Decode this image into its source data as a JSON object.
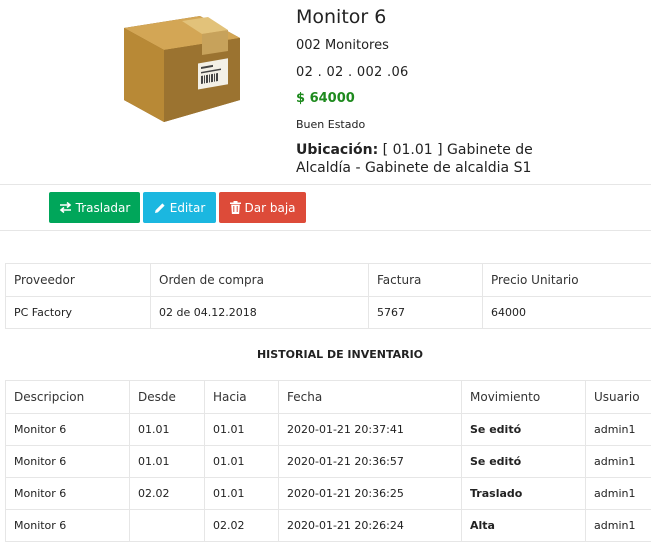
{
  "product": {
    "image_icon": "cardboard-box-icon",
    "name": "Monitor 6",
    "category": "002 Monitores",
    "code": "02 . 02 . 002 .06",
    "price": "$ 64000",
    "state": "Buen Estado",
    "location_label": "Ubicación:",
    "location_value": "[ 01.01 ] Gabinete de Alcaldía - Gabinete de alcaldia S1"
  },
  "actions": {
    "transfer": "Trasladar",
    "edit": "Editar",
    "remove": "Dar baja"
  },
  "colors": {
    "price": "#1e8a1e",
    "transfer_button": "#00a65a",
    "edit_button": "#1bb7e0",
    "remove_button": "#dd4b39",
    "movement_edit": "#222222",
    "movement_transfer": "#1e8a1e",
    "movement_alta": "#1a1ad0"
  },
  "purchase_table": {
    "headers": [
      "Proveedor",
      "Orden de compra",
      "Factura",
      "Precio Unitario"
    ],
    "row": [
      "PC Factory",
      "02 de 04.12.2018",
      "5767",
      "64000"
    ]
  },
  "history": {
    "title": "HISTORIAL DE INVENTARIO",
    "headers": [
      "Descripcion",
      "Desde",
      "Hacia",
      "Fecha",
      "Movimiento",
      "Usuario"
    ],
    "rows": [
      [
        "Monitor 6",
        "01.01",
        "01.01",
        "2020-01-21 20:37:41",
        "Se editó",
        "admin1"
      ],
      [
        "Monitor 6",
        "01.01",
        "01.01",
        "2020-01-21 20:36:57",
        "Se editó",
        "admin1"
      ],
      [
        "Monitor 6",
        "02.02",
        "01.01",
        "2020-01-21 20:36:25",
        "Traslado",
        "admin1"
      ],
      [
        "Monitor 6",
        "",
        "02.02",
        "2020-01-21 20:26:24",
        "Alta",
        "admin1"
      ]
    ]
  }
}
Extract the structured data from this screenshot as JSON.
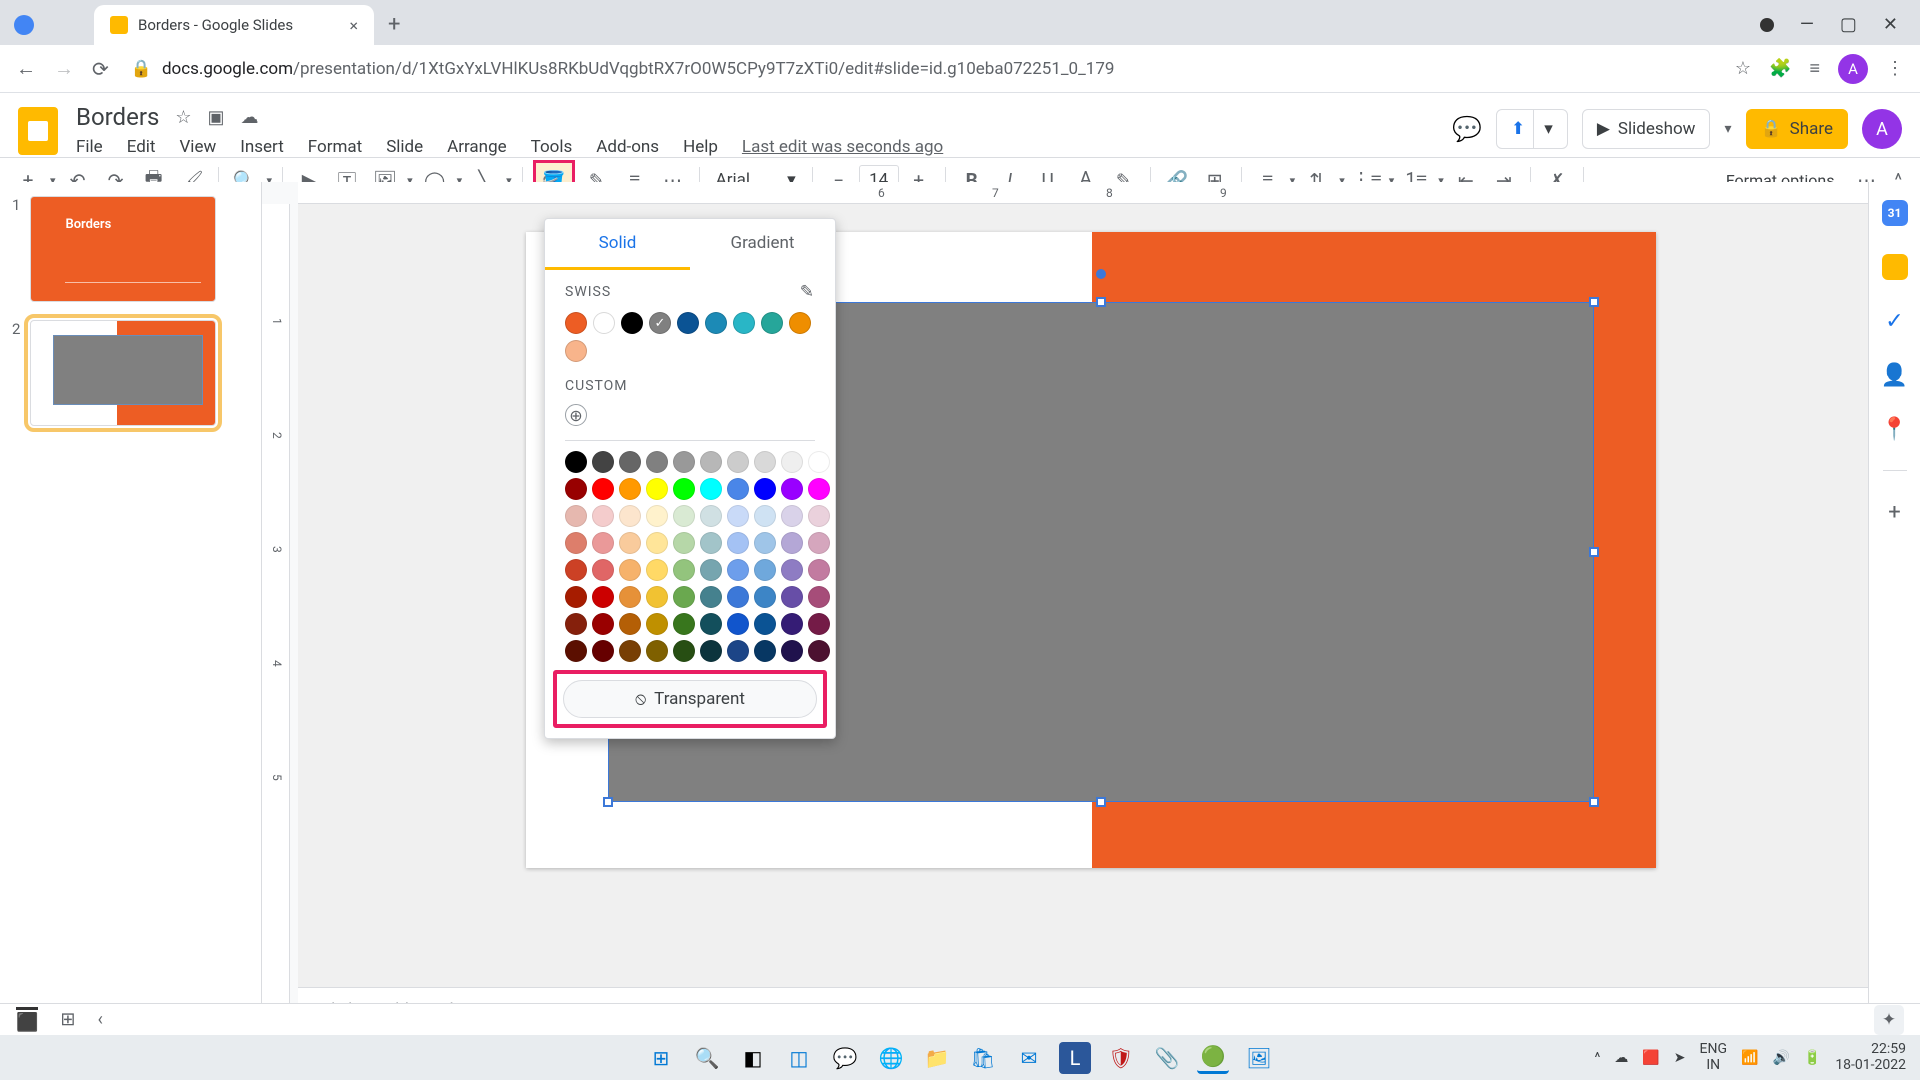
{
  "browser": {
    "tab_title": "Borders - Google Slides",
    "url_prefix": "docs.google.com",
    "url_rest": "/presentation/d/1XtGxYxLVHlKUs8RKbUdVqgbtRX7rO0W5CPy9T7zXTi0/edit#slide=id.g10eba072251_0_179",
    "avatar_letter": "A"
  },
  "doc": {
    "title": "Borders",
    "menus": [
      "File",
      "Edit",
      "View",
      "Insert",
      "Format",
      "Slide",
      "Arrange",
      "Tools",
      "Add-ons",
      "Help"
    ],
    "last_edit": "Last edit was seconds ago",
    "slideshow": "Slideshow",
    "share": "Share"
  },
  "toolbar": {
    "font": "Arial",
    "font_size": "14",
    "format_options": "Format options"
  },
  "slides": {
    "items": [
      {
        "num": "1",
        "title": "Borders"
      },
      {
        "num": "2",
        "title": ""
      }
    ]
  },
  "ruler_marks": [
    "6",
    "7",
    "8",
    "9"
  ],
  "notes_placeholder": "Click to add speaker notes",
  "color_popup": {
    "tab_solid": "Solid",
    "tab_gradient": "Gradient",
    "section_swiss": "SWISS",
    "section_custom": "CUSTOM",
    "transparent": "Transparent",
    "swiss_colors": [
      "#ed5d24",
      "#ffffff",
      "#000000",
      "#808080",
      "#0b5394",
      "#1c8ab6",
      "#29b6c6",
      "#26a69a",
      "#ef8e00",
      "#f8b48b"
    ],
    "grid_colors": [
      "#000000",
      "#434343",
      "#666666",
      "#808080",
      "#999999",
      "#b7b7b7",
      "#cccccc",
      "#d9d9d9",
      "#efefef",
      "#ffffff",
      "#980000",
      "#ff0000",
      "#ff9900",
      "#ffff00",
      "#00ff00",
      "#00ffff",
      "#4a86e8",
      "#0000ff",
      "#9900ff",
      "#ff00ff",
      "#e6b8af",
      "#f4cccc",
      "#fce5cd",
      "#fff2cc",
      "#d9ead3",
      "#d0e0e3",
      "#c9daf8",
      "#cfe2f3",
      "#d9d2e9",
      "#ead1dc",
      "#dd7e6b",
      "#ea9999",
      "#f9cb9c",
      "#ffe599",
      "#b6d7a8",
      "#a2c4c9",
      "#a4c2f4",
      "#9fc5e8",
      "#b4a7d6",
      "#d5a6bd",
      "#cc4125",
      "#e06666",
      "#f6b26b",
      "#ffd966",
      "#93c47d",
      "#76a5af",
      "#6d9eeb",
      "#6fa8dc",
      "#8e7cc3",
      "#c27ba0",
      "#a61c00",
      "#cc0000",
      "#e69138",
      "#f1c232",
      "#6aa84f",
      "#45818e",
      "#3c78d8",
      "#3d85c6",
      "#674ea7",
      "#a64d79",
      "#85200c",
      "#990000",
      "#b45f06",
      "#bf9000",
      "#38761d",
      "#134f5c",
      "#1155cc",
      "#0b5394",
      "#351c75",
      "#741b47",
      "#5b0f00",
      "#660000",
      "#783f04",
      "#7f6000",
      "#274e13",
      "#0c343d",
      "#1c4587",
      "#073763",
      "#20124d",
      "#4c1130"
    ]
  },
  "side_panel": {
    "cal": "31"
  },
  "taskbar": {
    "lang1": "ENG",
    "lang2": "IN",
    "time": "22:59",
    "date": "18-01-2022"
  }
}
------------------------------------------------
Task details: Word for word, quote the full listing, omitting every picture.

Result for this task:
Decode this image into its source data as a JSON object.
{
  "product": {
    "image_icon": "cardboard-box-icon",
    "name": "Monitor 6",
    "category": "002 Monitores",
    "code": "02 . 02 . 002 .06",
    "price": "$ 64000",
    "state": "Buen Estado",
    "location_label": "Ubicación:",
    "location_value": "[ 01.01 ] Gabinete de Alcaldía - Gabinete de alcaldia S1"
  },
  "actions": {
    "transfer": "Trasladar",
    "edit": "Editar",
    "remove": "Dar baja"
  },
  "colors": {
    "price": "#1e8a1e",
    "transfer_button": "#00a65a",
    "edit_button": "#1bb7e0",
    "remove_button": "#dd4b39",
    "movement_edit": "#222222",
    "movement_transfer": "#1e8a1e",
    "movement_alta": "#1a1ad0"
  },
  "purchase_table": {
    "headers": [
      "Proveedor",
      "Orden de compra",
      "Factura",
      "Precio Unitario"
    ],
    "row": [
      "PC Factory",
      "02 de 04.12.2018",
      "5767",
      "64000"
    ]
  },
  "history": {
    "title": "HISTORIAL DE INVENTARIO",
    "headers": [
      "Descripcion",
      "Desde",
      "Hacia",
      "Fecha",
      "Movimiento",
      "Usuario"
    ],
    "rows": [
      [
        "Monitor 6",
        "01.01",
        "01.01",
        "2020-01-21 20:37:41",
        "Se editó",
        "admin1"
      ],
      [
        "Monitor 6",
        "01.01",
        "01.01",
        "2020-01-21 20:36:57",
        "Se editó",
        "admin1"
      ],
      [
        "Monitor 6",
        "02.02",
        "01.01",
        "2020-01-21 20:36:25",
        "Traslado",
        "admin1"
      ],
      [
        "Monitor 6",
        "",
        "02.02",
        "2020-01-21 20:26:24",
        "Alta",
        "admin1"
      ]
    ]
  }
}
Extract the structured data from this screenshot as JSON.
{
  "browser": {
    "tab_title": "Borders - Google Slides",
    "url_prefix": "docs.google.com",
    "url_rest": "/presentation/d/1XtGxYxLVHlKUs8RKbUdVqgbtRX7rO0W5CPy9T7zXTi0/edit#slide=id.g10eba072251_0_179",
    "avatar_letter": "A"
  },
  "doc": {
    "title": "Borders",
    "menus": [
      "File",
      "Edit",
      "View",
      "Insert",
      "Format",
      "Slide",
      "Arrange",
      "Tools",
      "Add-ons",
      "Help"
    ],
    "last_edit": "Last edit was seconds ago",
    "slideshow": "Slideshow",
    "share": "Share"
  },
  "toolbar": {
    "font": "Arial",
    "font_size": "14",
    "format_options": "Format options"
  },
  "slides": {
    "items": [
      {
        "num": "1",
        "title": "Borders"
      },
      {
        "num": "2",
        "title": ""
      }
    ]
  },
  "ruler_marks": [
    "6",
    "7",
    "8",
    "9"
  ],
  "notes_placeholder": "Click to add speaker notes",
  "color_popup": {
    "tab_solid": "Solid",
    "tab_gradient": "Gradient",
    "section_swiss": "SWISS",
    "section_custom": "CUSTOM",
    "transparent": "Transparent",
    "swiss_colors": [
      "#ed5d24",
      "#ffffff",
      "#000000",
      "#808080",
      "#0b5394",
      "#1c8ab6",
      "#29b6c6",
      "#26a69a",
      "#ef8e00",
      "#f8b48b"
    ],
    "grid_colors": [
      "#000000",
      "#434343",
      "#666666",
      "#808080",
      "#999999",
      "#b7b7b7",
      "#cccccc",
      "#d9d9d9",
      "#efefef",
      "#ffffff",
      "#980000",
      "#ff0000",
      "#ff9900",
      "#ffff00",
      "#00ff00",
      "#00ffff",
      "#4a86e8",
      "#0000ff",
      "#9900ff",
      "#ff00ff",
      "#e6b8af",
      "#f4cccc",
      "#fce5cd",
      "#fff2cc",
      "#d9ead3",
      "#d0e0e3",
      "#c9daf8",
      "#cfe2f3",
      "#d9d2e9",
      "#ead1dc",
      "#dd7e6b",
      "#ea9999",
      "#f9cb9c",
      "#ffe599",
      "#b6d7a8",
      "#a2c4c9",
      "#a4c2f4",
      "#9fc5e8",
      "#b4a7d6",
      "#d5a6bd",
      "#cc4125",
      "#e06666",
      "#f6b26b",
      "#ffd966",
      "#93c47d",
      "#76a5af",
      "#6d9eeb",
      "#6fa8dc",
      "#8e7cc3",
      "#c27ba0",
      "#a61c00",
      "#cc0000",
      "#e69138",
      "#f1c232",
      "#6aa84f",
      "#45818e",
      "#3c78d8",
      "#3d85c6",
      "#674ea7",
      "#a64d79",
      "#85200c",
      "#990000",
      "#b45f06",
      "#bf9000",
      "#38761d",
      "#134f5c",
      "#1155cc",
      "#0b5394",
      "#351c75",
      "#741b47",
      "#5b0f00",
      "#660000",
      "#783f04",
      "#7f6000",
      "#274e13",
      "#0c343d",
      "#1c4587",
      "#073763",
      "#20124d",
      "#4c1130"
    ]
  },
  "side_panel": {
    "cal": "31"
  },
  "taskbar": {
    "lang1": "ENG",
    "lang2": "IN",
    "time": "22:59",
    "date": "18-01-2022"
  }
}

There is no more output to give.